— Begin —

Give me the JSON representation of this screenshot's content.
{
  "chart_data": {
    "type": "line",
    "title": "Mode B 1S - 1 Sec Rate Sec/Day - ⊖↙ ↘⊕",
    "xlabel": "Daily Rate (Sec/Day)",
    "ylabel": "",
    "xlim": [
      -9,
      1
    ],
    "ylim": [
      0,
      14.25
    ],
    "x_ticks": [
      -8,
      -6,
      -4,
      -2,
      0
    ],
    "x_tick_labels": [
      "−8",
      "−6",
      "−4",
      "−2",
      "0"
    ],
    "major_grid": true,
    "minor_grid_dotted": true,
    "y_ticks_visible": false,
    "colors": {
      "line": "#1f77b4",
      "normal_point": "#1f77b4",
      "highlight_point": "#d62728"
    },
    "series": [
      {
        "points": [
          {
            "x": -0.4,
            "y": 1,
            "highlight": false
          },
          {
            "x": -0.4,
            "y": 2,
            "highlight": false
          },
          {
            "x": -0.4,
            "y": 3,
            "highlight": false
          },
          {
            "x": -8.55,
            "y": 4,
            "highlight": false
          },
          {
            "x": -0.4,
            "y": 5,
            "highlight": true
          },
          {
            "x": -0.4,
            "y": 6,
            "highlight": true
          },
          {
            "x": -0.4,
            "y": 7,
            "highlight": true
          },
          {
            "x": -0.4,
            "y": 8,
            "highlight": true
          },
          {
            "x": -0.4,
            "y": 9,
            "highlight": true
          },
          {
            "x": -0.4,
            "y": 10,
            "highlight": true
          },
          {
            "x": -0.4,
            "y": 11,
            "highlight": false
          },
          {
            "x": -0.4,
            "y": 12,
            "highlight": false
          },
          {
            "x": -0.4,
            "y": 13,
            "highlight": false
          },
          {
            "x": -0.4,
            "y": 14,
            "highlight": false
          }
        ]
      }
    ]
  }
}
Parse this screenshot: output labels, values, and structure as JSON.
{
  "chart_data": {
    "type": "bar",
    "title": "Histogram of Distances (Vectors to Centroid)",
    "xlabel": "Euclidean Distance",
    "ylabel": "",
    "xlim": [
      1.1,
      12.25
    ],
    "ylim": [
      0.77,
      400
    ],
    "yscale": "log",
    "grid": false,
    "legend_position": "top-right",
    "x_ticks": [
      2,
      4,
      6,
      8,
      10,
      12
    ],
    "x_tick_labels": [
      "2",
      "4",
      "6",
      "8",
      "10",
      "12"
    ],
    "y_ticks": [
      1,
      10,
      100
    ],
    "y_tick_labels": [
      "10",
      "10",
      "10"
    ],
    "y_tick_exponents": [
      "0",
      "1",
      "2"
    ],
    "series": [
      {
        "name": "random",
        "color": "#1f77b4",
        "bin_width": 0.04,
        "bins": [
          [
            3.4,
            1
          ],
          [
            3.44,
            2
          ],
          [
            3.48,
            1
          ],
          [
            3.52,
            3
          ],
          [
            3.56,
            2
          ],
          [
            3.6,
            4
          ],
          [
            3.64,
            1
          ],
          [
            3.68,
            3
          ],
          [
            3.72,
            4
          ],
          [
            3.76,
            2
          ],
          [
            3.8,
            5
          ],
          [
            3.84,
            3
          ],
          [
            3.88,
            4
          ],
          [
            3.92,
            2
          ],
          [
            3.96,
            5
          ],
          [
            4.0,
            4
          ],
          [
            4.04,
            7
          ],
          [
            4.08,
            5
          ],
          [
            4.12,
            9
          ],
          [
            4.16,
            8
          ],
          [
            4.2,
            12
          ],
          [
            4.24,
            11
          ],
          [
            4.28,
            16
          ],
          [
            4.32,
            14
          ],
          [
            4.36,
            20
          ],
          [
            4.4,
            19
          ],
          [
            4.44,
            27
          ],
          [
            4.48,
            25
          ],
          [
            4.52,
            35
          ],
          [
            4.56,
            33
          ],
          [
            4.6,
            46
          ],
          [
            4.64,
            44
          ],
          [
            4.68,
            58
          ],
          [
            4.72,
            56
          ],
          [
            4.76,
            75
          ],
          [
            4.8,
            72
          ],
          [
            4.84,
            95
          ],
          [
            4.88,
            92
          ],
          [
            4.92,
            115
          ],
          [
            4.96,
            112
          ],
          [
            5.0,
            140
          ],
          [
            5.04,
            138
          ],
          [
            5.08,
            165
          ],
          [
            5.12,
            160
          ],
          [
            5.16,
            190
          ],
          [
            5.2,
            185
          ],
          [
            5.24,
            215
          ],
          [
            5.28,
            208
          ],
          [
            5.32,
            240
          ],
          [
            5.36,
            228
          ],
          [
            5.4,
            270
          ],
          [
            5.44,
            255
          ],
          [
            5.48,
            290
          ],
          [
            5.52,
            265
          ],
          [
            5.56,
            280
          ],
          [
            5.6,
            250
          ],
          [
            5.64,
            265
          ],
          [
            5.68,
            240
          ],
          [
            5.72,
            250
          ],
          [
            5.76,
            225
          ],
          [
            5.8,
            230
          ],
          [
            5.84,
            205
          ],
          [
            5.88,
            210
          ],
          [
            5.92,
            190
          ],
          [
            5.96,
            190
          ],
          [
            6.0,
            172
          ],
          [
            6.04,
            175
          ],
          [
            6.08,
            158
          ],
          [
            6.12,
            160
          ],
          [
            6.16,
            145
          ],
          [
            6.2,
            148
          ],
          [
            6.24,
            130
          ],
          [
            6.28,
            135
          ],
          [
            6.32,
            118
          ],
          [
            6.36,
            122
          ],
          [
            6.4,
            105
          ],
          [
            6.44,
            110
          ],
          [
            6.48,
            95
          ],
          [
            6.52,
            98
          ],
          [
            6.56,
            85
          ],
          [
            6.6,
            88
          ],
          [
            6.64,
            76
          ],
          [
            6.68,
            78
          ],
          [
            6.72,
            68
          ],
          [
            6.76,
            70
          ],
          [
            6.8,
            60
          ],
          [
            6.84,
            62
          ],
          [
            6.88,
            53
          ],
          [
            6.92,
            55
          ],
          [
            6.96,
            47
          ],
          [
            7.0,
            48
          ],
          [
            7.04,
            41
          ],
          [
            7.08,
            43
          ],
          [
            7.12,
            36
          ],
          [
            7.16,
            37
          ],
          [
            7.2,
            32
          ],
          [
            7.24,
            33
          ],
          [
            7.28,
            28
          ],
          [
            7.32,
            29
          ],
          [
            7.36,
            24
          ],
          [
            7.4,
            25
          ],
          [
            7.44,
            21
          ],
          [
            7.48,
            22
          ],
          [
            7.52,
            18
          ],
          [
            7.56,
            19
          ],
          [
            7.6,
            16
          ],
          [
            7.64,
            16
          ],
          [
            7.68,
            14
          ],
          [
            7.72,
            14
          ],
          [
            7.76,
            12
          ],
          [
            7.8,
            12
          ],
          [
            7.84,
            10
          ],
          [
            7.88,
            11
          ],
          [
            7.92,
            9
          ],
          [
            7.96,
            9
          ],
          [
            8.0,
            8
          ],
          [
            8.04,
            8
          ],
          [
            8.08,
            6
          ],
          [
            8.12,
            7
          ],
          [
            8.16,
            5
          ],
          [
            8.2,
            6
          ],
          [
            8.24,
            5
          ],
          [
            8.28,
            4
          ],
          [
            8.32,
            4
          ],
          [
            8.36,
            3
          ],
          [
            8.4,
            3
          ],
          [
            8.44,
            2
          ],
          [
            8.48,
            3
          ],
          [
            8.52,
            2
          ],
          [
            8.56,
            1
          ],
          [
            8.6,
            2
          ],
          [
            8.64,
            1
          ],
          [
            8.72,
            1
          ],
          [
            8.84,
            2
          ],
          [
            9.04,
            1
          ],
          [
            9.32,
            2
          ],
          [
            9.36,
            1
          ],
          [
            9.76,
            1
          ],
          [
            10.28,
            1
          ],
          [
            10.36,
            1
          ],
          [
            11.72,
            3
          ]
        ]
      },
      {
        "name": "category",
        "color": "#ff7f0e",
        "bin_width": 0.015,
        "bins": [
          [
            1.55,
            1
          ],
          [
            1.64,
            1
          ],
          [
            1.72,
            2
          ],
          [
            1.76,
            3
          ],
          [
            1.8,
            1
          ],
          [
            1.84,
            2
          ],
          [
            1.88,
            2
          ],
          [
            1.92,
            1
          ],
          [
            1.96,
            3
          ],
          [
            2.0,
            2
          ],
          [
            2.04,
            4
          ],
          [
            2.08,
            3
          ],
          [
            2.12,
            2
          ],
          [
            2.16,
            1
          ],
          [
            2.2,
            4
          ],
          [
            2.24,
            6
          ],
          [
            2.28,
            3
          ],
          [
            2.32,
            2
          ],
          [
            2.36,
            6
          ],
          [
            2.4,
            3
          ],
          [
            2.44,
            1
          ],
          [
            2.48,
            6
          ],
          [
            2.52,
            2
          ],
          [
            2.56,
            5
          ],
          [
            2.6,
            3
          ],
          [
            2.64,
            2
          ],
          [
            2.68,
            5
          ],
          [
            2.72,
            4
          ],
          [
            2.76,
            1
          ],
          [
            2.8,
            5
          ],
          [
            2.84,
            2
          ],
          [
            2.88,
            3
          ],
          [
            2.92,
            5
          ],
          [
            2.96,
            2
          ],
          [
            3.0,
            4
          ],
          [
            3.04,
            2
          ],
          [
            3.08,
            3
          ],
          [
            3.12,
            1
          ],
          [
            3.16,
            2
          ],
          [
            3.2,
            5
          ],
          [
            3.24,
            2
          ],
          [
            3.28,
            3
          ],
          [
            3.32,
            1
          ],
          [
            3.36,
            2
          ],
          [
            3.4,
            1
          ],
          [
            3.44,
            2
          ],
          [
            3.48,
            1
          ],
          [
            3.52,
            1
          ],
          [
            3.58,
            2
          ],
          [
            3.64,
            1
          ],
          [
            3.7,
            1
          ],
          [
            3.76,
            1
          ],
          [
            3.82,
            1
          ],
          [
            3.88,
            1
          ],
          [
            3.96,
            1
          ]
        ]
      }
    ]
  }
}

— End —

Scan the records above, count the lines with "screenshot" in them, and give only the number.

**Exercise output**
2